_Given instruction_.
The entire listing is to be repeated verbatim.

====================

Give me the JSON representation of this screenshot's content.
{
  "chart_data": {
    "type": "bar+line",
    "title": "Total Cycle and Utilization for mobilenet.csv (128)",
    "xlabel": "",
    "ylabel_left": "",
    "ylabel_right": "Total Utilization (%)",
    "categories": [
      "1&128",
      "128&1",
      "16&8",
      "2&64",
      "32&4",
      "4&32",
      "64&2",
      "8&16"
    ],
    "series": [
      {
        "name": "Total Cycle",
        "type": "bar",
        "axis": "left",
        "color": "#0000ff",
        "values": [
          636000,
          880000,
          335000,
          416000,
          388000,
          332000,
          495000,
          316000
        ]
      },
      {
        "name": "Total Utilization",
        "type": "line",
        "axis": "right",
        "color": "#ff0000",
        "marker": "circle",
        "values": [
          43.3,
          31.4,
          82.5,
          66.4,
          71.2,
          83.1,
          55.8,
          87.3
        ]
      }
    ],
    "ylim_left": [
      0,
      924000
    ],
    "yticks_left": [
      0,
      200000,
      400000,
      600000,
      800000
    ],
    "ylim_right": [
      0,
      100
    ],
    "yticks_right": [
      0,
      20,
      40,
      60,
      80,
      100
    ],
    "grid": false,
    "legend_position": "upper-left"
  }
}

====================

_Task output_.
Give me the JSON representation of this screenshot's content.
{
  "chart_data": {
    "type": "bar+line",
    "title": "Total Cycle and Utilization for mobilenet.csv (128)",
    "xlabel": "",
    "ylabel_left": "",
    "ylabel_right": "Total Utilization (%)",
    "categories": [
      "1&128",
      "128&1",
      "16&8",
      "2&64",
      "32&4",
      "4&32",
      "64&2",
      "8&16"
    ],
    "series": [
      {
        "name": "Total Cycle",
        "type": "bar",
        "axis": "left",
        "color": "#0000ff",
        "values": [
          636000,
          880000,
          335000,
          416000,
          388000,
          332000,
          495000,
          316000
        ]
      },
      {
        "name": "Total Utilization",
        "type": "line",
        "axis": "right",
        "color": "#ff0000",
        "marker": "circle",
        "values": [
          43.3,
          31.4,
          82.5,
          66.4,
          71.2,
          83.1,
          55.8,
          87.3
        ]
      }
    ],
    "ylim_left": [
      0,
      924000
    ],
    "yticks_left": [
      0,
      200000,
      400000,
      600000,
      800000
    ],
    "ylim_right": [
      0,
      100
    ],
    "yticks_right": [
      0,
      20,
      40,
      60,
      80,
      100
    ],
    "grid": false,
    "legend_position": "upper-left"
  }
}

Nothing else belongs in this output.